• [TO DO]: What is needed here is an exact copy of every entry.

• [MATERIAL PROVIDED]:
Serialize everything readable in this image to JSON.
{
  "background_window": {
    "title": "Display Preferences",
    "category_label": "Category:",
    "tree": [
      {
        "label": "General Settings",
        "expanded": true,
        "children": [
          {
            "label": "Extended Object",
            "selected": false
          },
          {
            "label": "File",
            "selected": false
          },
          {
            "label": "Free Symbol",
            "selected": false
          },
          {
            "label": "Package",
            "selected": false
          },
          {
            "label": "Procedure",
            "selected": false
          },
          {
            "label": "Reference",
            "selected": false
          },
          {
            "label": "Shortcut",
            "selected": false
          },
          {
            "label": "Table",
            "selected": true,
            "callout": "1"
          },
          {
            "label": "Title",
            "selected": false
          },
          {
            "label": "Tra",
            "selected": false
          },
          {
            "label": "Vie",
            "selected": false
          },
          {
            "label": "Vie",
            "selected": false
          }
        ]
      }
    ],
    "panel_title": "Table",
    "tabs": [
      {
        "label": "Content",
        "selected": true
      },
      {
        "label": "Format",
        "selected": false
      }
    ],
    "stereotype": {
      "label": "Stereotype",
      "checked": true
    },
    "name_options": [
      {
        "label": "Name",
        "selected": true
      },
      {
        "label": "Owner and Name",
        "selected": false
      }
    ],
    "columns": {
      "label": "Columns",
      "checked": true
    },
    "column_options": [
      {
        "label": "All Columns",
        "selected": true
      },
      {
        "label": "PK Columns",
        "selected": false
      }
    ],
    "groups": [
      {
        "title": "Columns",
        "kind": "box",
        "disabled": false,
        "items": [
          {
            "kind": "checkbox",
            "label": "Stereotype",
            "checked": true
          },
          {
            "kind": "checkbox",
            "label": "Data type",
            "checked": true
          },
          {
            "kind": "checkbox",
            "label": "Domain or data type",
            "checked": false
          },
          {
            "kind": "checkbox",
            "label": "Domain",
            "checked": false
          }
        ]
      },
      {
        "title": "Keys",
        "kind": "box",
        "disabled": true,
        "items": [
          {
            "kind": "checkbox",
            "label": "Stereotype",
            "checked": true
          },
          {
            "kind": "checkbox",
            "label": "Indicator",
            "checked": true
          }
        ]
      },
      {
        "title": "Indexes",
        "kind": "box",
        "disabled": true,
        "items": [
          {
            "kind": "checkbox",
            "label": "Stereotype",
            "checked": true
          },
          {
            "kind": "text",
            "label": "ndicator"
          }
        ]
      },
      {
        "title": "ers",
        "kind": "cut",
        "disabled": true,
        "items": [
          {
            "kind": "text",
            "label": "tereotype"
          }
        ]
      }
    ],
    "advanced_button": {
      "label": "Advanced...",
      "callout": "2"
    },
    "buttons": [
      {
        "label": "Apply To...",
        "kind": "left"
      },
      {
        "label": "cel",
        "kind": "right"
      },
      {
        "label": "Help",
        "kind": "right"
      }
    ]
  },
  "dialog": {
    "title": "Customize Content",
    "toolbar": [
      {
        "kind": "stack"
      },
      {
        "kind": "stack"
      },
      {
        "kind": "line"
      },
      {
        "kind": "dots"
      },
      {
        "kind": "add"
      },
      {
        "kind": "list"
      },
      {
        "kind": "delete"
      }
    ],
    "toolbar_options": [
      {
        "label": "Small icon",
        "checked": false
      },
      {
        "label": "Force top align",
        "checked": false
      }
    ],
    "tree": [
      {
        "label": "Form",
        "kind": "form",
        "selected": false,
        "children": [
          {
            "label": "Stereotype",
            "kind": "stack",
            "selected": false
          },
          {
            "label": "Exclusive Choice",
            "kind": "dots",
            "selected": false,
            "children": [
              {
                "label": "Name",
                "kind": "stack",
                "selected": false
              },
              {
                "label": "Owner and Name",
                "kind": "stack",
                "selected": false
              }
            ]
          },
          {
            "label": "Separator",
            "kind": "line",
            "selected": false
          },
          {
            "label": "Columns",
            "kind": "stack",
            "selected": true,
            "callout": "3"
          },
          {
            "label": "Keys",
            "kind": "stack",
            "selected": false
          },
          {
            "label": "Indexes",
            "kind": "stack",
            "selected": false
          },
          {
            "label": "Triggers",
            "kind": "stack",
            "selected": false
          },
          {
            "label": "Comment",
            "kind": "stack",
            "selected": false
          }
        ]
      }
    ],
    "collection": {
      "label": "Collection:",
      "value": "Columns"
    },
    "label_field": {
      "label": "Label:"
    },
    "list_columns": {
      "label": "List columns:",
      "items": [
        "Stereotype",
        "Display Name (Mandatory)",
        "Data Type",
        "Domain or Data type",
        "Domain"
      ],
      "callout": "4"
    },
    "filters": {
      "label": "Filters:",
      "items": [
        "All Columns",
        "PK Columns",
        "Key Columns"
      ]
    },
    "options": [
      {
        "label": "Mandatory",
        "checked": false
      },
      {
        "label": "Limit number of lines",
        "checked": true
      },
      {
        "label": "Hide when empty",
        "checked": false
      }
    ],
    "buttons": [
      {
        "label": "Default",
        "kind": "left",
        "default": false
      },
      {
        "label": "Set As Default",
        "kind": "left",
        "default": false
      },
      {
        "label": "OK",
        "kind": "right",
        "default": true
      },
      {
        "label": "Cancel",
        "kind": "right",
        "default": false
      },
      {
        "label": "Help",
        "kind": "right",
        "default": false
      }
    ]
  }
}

• [ANSWER BELOW]:
Serialize everything readable in this image to JSON.
{
  "background_window": {
    "title": "Display Preferences",
    "category_label": "Category:",
    "tree": [
      {
        "label": "General Settings",
        "expanded": true,
        "children": [
          {
            "label": "Extended Object",
            "selected": false
          },
          {
            "label": "File",
            "selected": false
          },
          {
            "label": "Free Symbol",
            "selected": false
          },
          {
            "label": "Package",
            "selected": false
          },
          {
            "label": "Procedure",
            "selected": false
          },
          {
            "label": "Reference",
            "selected": false
          },
          {
            "label": "Shortcut",
            "selected": false
          },
          {
            "label": "Table",
            "selected": true,
            "callout": "1"
          },
          {
            "label": "Title",
            "selected": false
          },
          {
            "label": "Tra",
            "selected": false
          },
          {
            "label": "Vie",
            "selected": false
          },
          {
            "label": "Vie",
            "selected": false
          }
        ]
      }
    ],
    "panel_title": "Table",
    "tabs": [
      {
        "label": "Content",
        "selected": true
      },
      {
        "label": "Format",
        "selected": false
      }
    ],
    "stereotype": {
      "label": "Stereotype",
      "checked": true
    },
    "name_options": [
      {
        "label": "Name",
        "selected": true
      },
      {
        "label": "Owner and Name",
        "selected": false
      }
    ],
    "columns": {
      "label": "Columns",
      "checked": true
    },
    "column_options": [
      {
        "label": "All Columns",
        "selected": true
      },
      {
        "label": "PK Columns",
        "selected": false
      }
    ],
    "groups": [
      {
        "title": "Columns",
        "kind": "box",
        "disabled": false,
        "items": [
          {
            "kind": "checkbox",
            "label": "Stereotype",
            "checked": true
          },
          {
            "kind": "checkbox",
            "label": "Data type",
            "checked": true
          },
          {
            "kind": "checkbox",
            "label": "Domain or data type",
            "checked": false
          },
          {
            "kind": "checkbox",
            "label": "Domain",
            "checked": false
          }
        ]
      },
      {
        "title": "Keys",
        "kind": "box",
        "disabled": true,
        "items": [
          {
            "kind": "checkbox",
            "label": "Stereotype",
            "checked": true
          },
          {
            "kind": "checkbox",
            "label": "Indicator",
            "checked": true
          }
        ]
      },
      {
        "title": "Indexes",
        "kind": "box",
        "disabled": true,
        "items": [
          {
            "kind": "checkbox",
            "label": "Stereotype",
            "checked": true
          },
          {
            "kind": "text",
            "label": "ndicator"
          }
        ]
      },
      {
        "title": "ers",
        "kind": "cut",
        "disabled": true,
        "items": [
          {
            "kind": "text",
            "label": "tereotype"
          }
        ]
      }
    ],
    "advanced_button": {
      "label": "Advanced...",
      "callout": "2"
    },
    "buttons": [
      {
        "label": "Apply To...",
        "kind": "left"
      },
      {
        "label": "cel",
        "kind": "right"
      },
      {
        "label": "Help",
        "kind": "right"
      }
    ]
  },
  "dialog": {
    "title": "Customize Content",
    "toolbar": [
      {
        "kind": "stack"
      },
      {
        "kind": "stack"
      },
      {
        "kind": "line"
      },
      {
        "kind": "dots"
      },
      {
        "kind": "add"
      },
      {
        "kind": "list"
      },
      {
        "kind": "delete"
      }
    ],
    "toolbar_options": [
      {
        "label": "Small icon",
        "checked": false
      },
      {
        "label": "Force top align",
        "checked": false
      }
    ],
    "tree": [
      {
        "label": "Form",
        "kind": "form",
        "selected": false,
        "children": [
          {
            "label": "Stereotype",
            "kind": "stack",
            "selected": false
          },
          {
            "label": "Exclusive Choice",
            "kind": "dots",
            "selected": false,
            "children": [
              {
                "label": "Name",
                "kind": "stack",
                "selected": false
              },
              {
                "label": "Owner and Name",
                "kind": "stack",
                "selected": false
              }
            ]
          },
          {
            "label": "Separator",
            "kind": "line",
            "selected": false
          },
          {
            "label": "Columns",
            "kind": "stack",
            "selected": true,
            "callout": "3"
          },
          {
            "label": "Keys",
            "kind": "stack",
            "selected": false
          },
          {
            "label": "Indexes",
            "kind": "stack",
            "selected": false
          },
          {
            "label": "Triggers",
            "kind": "stack",
            "selected": false
          },
          {
            "label": "Comment",
            "kind": "stack",
            "selected": false
          }
        ]
      }
    ],
    "collection": {
      "label": "Collection:",
      "value": "Columns"
    },
    "label_field": {
      "label": "Label:"
    },
    "list_columns": {
      "label": "List columns:",
      "items": [
        "Stereotype",
        "Display Name (Mandatory)",
        "Data Type",
        "Domain or Data type",
        "Domain"
      ],
      "callout": "4"
    },
    "filters": {
      "label": "Filters:",
      "items": [
        "All Columns",
        "PK Columns",
        "Key Columns"
      ]
    },
    "options": [
      {
        "label": "Mandatory",
        "checked": false
      },
      {
        "label": "Limit number of lines",
        "checked": true
      },
      {
        "label": "Hide when empty",
        "checked": false
      }
    ],
    "buttons": [
      {
        "label": "Default",
        "kind": "left",
        "default": false
      },
      {
        "label": "Set As Default",
        "kind": "left",
        "default": false
      },
      {
        "label": "OK",
        "kind": "right",
        "default": true
      },
      {
        "label": "Cancel",
        "kind": "right",
        "default": false
      },
      {
        "label": "Help",
        "kind": "right",
        "default": false
      }
    ]
  }
}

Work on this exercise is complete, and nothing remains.